** START Stored rows **

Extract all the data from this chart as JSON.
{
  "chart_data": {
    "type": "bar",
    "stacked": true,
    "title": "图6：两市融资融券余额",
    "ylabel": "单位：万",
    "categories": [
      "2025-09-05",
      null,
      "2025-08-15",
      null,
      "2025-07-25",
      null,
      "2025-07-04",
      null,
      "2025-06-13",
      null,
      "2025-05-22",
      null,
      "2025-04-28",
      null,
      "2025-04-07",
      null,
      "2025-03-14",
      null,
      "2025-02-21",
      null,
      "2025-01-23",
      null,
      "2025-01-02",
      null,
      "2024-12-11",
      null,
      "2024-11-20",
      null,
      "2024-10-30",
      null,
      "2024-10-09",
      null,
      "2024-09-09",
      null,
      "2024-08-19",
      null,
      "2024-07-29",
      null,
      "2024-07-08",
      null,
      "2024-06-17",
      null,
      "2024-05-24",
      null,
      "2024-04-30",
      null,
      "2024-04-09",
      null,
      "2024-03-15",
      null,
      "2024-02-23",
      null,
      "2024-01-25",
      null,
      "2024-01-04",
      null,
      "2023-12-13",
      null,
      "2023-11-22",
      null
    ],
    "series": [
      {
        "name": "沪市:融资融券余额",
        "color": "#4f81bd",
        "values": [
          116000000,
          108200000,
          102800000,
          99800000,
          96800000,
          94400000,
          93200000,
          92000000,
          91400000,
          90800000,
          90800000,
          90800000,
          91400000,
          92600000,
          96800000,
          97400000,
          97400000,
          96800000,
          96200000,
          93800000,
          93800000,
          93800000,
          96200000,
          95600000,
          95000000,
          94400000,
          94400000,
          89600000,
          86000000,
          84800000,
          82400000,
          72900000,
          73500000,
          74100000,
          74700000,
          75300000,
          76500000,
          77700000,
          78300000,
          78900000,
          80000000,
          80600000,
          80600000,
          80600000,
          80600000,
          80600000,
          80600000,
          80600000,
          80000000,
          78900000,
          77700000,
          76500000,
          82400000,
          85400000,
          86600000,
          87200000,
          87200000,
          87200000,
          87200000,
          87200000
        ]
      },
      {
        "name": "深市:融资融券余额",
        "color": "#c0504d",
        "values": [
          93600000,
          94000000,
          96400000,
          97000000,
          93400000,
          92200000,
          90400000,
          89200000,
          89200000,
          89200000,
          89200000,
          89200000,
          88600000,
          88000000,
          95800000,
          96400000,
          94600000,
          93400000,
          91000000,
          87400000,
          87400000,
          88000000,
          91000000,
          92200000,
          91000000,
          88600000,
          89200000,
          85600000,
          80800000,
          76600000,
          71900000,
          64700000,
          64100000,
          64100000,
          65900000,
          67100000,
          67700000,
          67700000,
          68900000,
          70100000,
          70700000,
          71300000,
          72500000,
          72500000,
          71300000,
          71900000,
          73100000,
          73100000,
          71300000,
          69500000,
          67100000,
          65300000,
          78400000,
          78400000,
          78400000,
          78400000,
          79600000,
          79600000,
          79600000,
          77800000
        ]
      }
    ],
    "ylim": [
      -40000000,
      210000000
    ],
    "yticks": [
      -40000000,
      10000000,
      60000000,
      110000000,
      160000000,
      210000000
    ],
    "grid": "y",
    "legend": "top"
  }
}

** END Stored rows **

Go through the records above and set each one down exactly, please.

Extract all the data from this chart as JSON.
{
  "chart_data": {
    "type": "bar",
    "stacked": true,
    "title": "图6：两市融资融券余额",
    "ylabel": "单位：万",
    "categories": [
      "2025-09-05",
      null,
      "2025-08-15",
      null,
      "2025-07-25",
      null,
      "2025-07-04",
      null,
      "2025-06-13",
      null,
      "2025-05-22",
      null,
      "2025-04-28",
      null,
      "2025-04-07",
      null,
      "2025-03-14",
      null,
      "2025-02-21",
      null,
      "2025-01-23",
      null,
      "2025-01-02",
      null,
      "2024-12-11",
      null,
      "2024-11-20",
      null,
      "2024-10-30",
      null,
      "2024-10-09",
      null,
      "2024-09-09",
      null,
      "2024-08-19",
      null,
      "2024-07-29",
      null,
      "2024-07-08",
      null,
      "2024-06-17",
      null,
      "2024-05-24",
      null,
      "2024-04-30",
      null,
      "2024-04-09",
      null,
      "2024-03-15",
      null,
      "2024-02-23",
      null,
      "2024-01-25",
      null,
      "2024-01-04",
      null,
      "2023-12-13",
      null,
      "2023-11-22",
      null
    ],
    "series": [
      {
        "name": "沪市:融资融券余额",
        "color": "#4f81bd",
        "values": [
          116000000,
          108200000,
          102800000,
          99800000,
          96800000,
          94400000,
          93200000,
          92000000,
          91400000,
          90800000,
          90800000,
          90800000,
          91400000,
          92600000,
          96800000,
          97400000,
          97400000,
          96800000,
          96200000,
          93800000,
          93800000,
          93800000,
          96200000,
          95600000,
          95000000,
          94400000,
          94400000,
          89600000,
          86000000,
          84800000,
          82400000,
          72900000,
          73500000,
          74100000,
          74700000,
          75300000,
          76500000,
          77700000,
          78300000,
          78900000,
          80000000,
          80600000,
          80600000,
          80600000,
          80600000,
          80600000,
          80600000,
          80600000,
          80000000,
          78900000,
          77700000,
          76500000,
          82400000,
          85400000,
          86600000,
          87200000,
          87200000,
          87200000,
          87200000,
          87200000
        ]
      },
      {
        "name": "深市:融资融券余额",
        "color": "#c0504d",
        "values": [
          93600000,
          94000000,
          96400000,
          97000000,
          93400000,
          92200000,
          90400000,
          89200000,
          89200000,
          89200000,
          89200000,
          89200000,
          88600000,
          88000000,
          95800000,
          96400000,
          94600000,
          93400000,
          91000000,
          87400000,
          87400000,
          88000000,
          91000000,
          92200000,
          91000000,
          88600000,
          89200000,
          85600000,
          80800000,
          76600000,
          71900000,
          64700000,
          64100000,
          64100000,
          65900000,
          67100000,
          67700000,
          67700000,
          68900000,
          70100000,
          70700000,
          71300000,
          72500000,
          72500000,
          71300000,
          71900000,
          73100000,
          73100000,
          71300000,
          69500000,
          67100000,
          65300000,
          78400000,
          78400000,
          78400000,
          78400000,
          79600000,
          79600000,
          79600000,
          77800000
        ]
      }
    ],
    "ylim": [
      -40000000,
      210000000
    ],
    "yticks": [
      -40000000,
      10000000,
      60000000,
      110000000,
      160000000,
      210000000
    ],
    "grid": "y",
    "legend": "top"
  }
}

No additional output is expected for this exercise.